[EXCERPTED DATA]
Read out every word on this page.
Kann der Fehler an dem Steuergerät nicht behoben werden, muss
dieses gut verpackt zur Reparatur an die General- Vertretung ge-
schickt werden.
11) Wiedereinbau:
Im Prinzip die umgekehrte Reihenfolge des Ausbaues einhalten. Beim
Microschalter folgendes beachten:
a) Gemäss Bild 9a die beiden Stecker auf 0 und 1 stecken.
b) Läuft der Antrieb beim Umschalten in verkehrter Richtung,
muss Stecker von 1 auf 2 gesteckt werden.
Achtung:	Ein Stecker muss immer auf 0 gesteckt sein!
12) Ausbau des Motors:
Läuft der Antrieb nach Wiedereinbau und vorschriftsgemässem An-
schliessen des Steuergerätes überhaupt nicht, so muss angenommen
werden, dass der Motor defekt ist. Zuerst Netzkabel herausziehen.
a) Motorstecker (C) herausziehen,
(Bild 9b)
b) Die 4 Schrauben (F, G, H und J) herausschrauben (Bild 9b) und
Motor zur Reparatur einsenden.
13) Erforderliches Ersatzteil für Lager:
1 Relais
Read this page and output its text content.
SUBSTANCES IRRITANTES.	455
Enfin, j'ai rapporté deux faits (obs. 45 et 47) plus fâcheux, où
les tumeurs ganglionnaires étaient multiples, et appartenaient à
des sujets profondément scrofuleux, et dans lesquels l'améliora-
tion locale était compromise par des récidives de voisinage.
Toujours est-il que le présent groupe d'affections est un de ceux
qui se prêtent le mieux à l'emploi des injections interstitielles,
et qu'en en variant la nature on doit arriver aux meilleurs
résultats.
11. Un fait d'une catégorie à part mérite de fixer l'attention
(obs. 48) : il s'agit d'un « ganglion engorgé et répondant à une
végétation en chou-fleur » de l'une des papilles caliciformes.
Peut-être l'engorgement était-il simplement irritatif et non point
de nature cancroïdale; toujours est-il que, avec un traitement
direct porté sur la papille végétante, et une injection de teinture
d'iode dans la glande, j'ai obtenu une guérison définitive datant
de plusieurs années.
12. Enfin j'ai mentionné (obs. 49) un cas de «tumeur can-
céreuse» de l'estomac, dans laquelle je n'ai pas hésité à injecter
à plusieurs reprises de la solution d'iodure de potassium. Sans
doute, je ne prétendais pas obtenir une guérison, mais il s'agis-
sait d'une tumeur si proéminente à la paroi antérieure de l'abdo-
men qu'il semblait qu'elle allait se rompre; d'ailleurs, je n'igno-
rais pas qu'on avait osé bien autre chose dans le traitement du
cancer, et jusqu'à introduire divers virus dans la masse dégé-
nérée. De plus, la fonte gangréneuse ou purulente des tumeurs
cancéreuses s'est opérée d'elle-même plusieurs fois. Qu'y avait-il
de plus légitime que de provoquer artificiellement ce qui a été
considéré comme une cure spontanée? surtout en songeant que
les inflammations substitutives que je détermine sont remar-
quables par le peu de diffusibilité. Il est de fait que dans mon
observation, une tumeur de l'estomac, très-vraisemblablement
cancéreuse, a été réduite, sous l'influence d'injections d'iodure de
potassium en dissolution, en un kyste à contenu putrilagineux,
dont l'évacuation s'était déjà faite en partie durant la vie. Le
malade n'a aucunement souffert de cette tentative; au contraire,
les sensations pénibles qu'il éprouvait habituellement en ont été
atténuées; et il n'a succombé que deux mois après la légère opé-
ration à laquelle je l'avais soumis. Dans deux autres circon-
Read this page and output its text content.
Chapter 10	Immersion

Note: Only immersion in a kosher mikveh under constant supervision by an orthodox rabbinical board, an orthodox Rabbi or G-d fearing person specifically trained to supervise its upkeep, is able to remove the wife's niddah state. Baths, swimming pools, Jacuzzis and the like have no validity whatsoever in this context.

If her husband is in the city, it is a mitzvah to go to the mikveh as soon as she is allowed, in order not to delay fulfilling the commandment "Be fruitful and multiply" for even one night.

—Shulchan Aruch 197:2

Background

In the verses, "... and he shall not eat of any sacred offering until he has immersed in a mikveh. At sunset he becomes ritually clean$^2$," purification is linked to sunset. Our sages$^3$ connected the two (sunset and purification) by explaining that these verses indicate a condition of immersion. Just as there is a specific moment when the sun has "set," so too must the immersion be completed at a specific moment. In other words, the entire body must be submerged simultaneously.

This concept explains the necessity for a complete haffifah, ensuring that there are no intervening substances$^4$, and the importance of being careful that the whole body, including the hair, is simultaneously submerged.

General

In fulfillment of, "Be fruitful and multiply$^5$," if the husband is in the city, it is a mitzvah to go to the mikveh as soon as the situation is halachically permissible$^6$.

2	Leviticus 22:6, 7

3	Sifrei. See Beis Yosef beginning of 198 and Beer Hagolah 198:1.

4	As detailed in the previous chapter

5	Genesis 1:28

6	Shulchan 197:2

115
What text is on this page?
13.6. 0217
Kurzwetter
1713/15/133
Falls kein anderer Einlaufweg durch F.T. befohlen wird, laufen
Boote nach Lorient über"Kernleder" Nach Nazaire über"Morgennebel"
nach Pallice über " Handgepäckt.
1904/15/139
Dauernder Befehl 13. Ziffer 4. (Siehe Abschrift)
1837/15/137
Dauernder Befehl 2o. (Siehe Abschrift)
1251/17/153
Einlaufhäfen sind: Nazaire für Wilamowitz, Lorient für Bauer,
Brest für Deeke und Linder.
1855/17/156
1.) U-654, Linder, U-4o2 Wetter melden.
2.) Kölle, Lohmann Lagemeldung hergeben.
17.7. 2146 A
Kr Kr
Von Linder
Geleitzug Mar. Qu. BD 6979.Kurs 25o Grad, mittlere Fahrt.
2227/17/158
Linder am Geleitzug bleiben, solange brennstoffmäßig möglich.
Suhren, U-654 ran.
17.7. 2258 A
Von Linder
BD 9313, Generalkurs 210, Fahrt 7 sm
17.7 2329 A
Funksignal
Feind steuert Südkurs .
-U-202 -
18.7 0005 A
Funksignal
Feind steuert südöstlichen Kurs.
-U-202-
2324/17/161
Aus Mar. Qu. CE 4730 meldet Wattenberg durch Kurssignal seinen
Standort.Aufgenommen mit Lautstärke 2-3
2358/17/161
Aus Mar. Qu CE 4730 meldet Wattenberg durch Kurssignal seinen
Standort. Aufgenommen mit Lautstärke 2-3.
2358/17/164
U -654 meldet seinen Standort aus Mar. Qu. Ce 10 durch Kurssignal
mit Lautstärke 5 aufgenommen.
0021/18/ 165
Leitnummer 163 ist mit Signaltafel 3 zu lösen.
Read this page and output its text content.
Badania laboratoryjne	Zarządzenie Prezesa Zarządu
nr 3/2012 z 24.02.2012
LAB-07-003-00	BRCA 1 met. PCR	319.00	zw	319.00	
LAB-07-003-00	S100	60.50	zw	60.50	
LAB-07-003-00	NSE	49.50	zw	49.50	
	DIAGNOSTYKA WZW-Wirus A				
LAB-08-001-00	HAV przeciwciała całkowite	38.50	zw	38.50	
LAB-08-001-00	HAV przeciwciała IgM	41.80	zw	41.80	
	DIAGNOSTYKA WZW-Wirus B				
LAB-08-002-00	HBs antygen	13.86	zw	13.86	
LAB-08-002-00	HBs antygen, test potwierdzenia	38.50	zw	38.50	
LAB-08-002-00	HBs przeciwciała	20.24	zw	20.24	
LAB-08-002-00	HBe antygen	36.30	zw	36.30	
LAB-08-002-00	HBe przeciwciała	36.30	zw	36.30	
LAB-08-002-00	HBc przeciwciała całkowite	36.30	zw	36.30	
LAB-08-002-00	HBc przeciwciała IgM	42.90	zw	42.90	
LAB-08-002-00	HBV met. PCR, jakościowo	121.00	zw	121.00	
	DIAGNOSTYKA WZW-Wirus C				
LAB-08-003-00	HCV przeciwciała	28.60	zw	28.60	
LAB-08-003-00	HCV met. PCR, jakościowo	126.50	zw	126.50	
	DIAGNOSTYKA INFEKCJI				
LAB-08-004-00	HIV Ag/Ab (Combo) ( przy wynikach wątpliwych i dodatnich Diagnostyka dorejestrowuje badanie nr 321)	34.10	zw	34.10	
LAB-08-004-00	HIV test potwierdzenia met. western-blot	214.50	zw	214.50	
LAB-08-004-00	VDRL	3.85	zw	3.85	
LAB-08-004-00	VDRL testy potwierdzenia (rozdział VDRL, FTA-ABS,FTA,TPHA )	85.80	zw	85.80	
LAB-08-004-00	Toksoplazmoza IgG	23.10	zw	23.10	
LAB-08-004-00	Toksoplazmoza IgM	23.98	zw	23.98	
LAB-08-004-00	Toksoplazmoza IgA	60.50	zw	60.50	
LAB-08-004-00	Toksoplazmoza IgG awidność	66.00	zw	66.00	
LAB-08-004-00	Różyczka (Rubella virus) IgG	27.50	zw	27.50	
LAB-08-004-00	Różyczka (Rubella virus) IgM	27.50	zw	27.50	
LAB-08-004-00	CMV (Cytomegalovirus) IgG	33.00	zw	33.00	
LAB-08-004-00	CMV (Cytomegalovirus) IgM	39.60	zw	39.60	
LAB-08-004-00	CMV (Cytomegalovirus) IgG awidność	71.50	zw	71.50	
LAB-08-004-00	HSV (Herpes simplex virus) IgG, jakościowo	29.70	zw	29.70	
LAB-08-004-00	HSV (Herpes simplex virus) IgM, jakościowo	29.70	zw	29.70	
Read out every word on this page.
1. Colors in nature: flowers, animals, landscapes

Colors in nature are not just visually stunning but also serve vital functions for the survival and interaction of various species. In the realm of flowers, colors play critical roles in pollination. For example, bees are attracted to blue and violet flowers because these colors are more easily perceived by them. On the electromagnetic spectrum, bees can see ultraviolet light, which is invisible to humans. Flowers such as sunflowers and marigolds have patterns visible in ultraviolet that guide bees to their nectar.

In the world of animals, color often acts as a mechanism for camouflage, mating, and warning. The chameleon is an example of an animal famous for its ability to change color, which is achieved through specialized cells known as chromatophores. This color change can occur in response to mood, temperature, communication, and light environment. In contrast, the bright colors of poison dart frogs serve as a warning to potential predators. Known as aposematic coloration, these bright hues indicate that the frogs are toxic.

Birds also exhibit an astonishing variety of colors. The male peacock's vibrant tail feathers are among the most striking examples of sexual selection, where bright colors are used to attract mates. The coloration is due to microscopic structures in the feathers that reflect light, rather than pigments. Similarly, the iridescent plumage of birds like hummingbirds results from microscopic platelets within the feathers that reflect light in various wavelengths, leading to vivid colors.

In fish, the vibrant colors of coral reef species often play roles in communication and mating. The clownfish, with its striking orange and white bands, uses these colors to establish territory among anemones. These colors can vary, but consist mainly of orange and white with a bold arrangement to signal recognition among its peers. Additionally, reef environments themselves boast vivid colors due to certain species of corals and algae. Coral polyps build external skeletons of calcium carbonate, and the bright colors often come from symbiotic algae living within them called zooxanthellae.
[/EXCERPTED DATA]
WORK TASK: Working through the records, copy each line in which the word "potwierdzenia" appears.

TASK RESULT:
LAB-08-002-00	HBs antygen, test potwierdzenia	38.50	zw	38.50	
LAB-08-004-00	HIV test potwierdzenia met. western-blot	214.50	zw	214.50	
LAB-08-004-00	VDRL testy potwierdzenia (rozdział VDRL, FTA-ABS,FTA,TPHA )	85.80	zw	85.80	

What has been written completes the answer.